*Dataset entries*
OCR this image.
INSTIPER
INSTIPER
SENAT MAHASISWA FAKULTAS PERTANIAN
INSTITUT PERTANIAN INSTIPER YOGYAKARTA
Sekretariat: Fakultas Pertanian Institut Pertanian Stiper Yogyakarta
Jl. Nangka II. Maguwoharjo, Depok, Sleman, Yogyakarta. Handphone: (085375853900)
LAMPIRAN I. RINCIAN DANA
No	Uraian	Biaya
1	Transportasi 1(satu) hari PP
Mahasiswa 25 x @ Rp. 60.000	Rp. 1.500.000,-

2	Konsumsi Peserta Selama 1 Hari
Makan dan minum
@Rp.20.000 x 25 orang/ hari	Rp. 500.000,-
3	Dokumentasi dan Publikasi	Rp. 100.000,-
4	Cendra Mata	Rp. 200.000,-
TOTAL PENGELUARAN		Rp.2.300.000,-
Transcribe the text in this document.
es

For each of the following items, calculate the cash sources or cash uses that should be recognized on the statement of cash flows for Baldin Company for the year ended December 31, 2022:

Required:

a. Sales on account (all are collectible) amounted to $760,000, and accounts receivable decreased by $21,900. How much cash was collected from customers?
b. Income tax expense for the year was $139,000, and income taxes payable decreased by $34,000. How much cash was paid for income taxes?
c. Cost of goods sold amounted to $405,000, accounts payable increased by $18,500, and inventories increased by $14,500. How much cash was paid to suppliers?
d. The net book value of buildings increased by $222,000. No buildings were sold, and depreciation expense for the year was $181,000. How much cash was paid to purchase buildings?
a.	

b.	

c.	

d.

*Task instructions*
All of the data needs to be reproduced exactly, with no line missing.

*Exercise response*
OCR this image.
INSTIPER
INSTIPER
SENAT MAHASISWA FAKULTAS PERTANIAN
INSTITUT PERTANIAN INSTIPER YOGYAKARTA
Sekretariat: Fakultas Pertanian Institut Pertanian Stiper Yogyakarta
Jl. Nangka II. Maguwoharjo, Depok, Sleman, Yogyakarta. Handphone: (085375853900)
LAMPIRAN I. RINCIAN DANA
No	Uraian	Biaya
1	Transportasi 1(satu) hari PP
Mahasiswa 25 x @ Rp. 60.000	Rp. 1.500.000,-

2	Konsumsi Peserta Selama 1 Hari
Makan dan minum
@Rp.20.000 x 25 orang/ hari	Rp. 500.000,-
3	Dokumentasi dan Publikasi	Rp. 100.000,-
4	Cendra Mata	Rp. 200.000,-
TOTAL PENGELUARAN		Rp.2.300.000,-
Transcribe the text in this document.
es

For each of the following items, calculate the cash sources or cash uses that should be recognized on the statement of cash flows for Baldin Company for the year ended December 31, 2022:

Required:

a. Sales on account (all are collectible) amounted to $760,000, and accounts receivable decreased by $21,900. How much cash was collected from customers?
b. Income tax expense for the year was $139,000, and income taxes payable decreased by $34,000. How much cash was paid for income taxes?
c. Cost of goods sold amounted to $405,000, accounts payable increased by $18,500, and inventories increased by $14,500. How much cash was paid to suppliers?
d. The net book value of buildings increased by $222,000. No buildings were sold, and depreciation expense for the year was $181,000. How much cash was paid to purchase buildings?
a.	

b.	

c.	

d.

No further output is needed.